>>>

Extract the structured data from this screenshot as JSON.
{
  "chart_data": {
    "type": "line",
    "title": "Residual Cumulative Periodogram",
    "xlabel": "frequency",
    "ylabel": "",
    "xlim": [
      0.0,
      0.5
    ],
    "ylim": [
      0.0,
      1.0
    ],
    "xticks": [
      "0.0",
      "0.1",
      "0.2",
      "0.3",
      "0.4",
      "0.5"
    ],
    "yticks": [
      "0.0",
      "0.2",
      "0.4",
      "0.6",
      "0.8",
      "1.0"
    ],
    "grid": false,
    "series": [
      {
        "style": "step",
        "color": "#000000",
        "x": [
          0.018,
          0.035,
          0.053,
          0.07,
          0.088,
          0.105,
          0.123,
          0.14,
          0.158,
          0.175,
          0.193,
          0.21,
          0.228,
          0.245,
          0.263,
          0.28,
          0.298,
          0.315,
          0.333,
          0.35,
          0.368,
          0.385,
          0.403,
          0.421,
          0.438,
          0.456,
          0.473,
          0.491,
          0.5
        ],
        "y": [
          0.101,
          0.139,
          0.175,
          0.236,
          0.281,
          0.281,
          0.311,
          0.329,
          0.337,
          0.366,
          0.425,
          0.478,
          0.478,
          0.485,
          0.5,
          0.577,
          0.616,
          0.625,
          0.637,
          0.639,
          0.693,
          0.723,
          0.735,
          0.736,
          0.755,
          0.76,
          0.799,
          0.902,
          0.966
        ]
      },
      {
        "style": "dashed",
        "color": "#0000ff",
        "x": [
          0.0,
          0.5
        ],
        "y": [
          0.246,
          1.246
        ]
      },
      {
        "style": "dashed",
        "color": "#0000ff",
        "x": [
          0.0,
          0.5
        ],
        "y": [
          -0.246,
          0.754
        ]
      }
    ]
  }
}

<<<

### Required task
Restate every entry word for word.

### Reply to the exercise
Extract the structured data from this screenshot as JSON.
{
  "chart_data": {
    "type": "line",
    "title": "Residual Cumulative Periodogram",
    "xlabel": "frequency",
    "ylabel": "",
    "xlim": [
      0.0,
      0.5
    ],
    "ylim": [
      0.0,
      1.0
    ],
    "xticks": [
      "0.0",
      "0.1",
      "0.2",
      "0.3",
      "0.4",
      "0.5"
    ],
    "yticks": [
      "0.0",
      "0.2",
      "0.4",
      "0.6",
      "0.8",
      "1.0"
    ],
    "grid": false,
    "series": [
      {
        "style": "step",
        "color": "#000000",
        "x": [
          0.018,
          0.035,
          0.053,
          0.07,
          0.088,
          0.105,
          0.123,
          0.14,
          0.158,
          0.175,
          0.193,
          0.21,
          0.228,
          0.245,
          0.263,
          0.28,
          0.298,
          0.315,
          0.333,
          0.35,
          0.368,
          0.385,
          0.403,
          0.421,
          0.438,
          0.456,
          0.473,
          0.491,
          0.5
        ],
        "y": [
          0.101,
          0.139,
          0.175,
          0.236,
          0.281,
          0.281,
          0.311,
          0.329,
          0.337,
          0.366,
          0.425,
          0.478,
          0.478,
          0.485,
          0.5,
          0.577,
          0.616,
          0.625,
          0.637,
          0.639,
          0.693,
          0.723,
          0.735,
          0.736,
          0.755,
          0.76,
          0.799,
          0.902,
          0.966
        ]
      },
      {
        "style": "dashed",
        "color": "#0000ff",
        "x": [
          0.0,
          0.5
        ],
        "y": [
          0.246,
          1.246
        ]
      },
      {
        "style": "dashed",
        "color": "#0000ff",
        "x": [
          0.0,
          0.5
        ],
        "y": [
          -0.246,
          0.754
        ]
      }
    ]
  }
}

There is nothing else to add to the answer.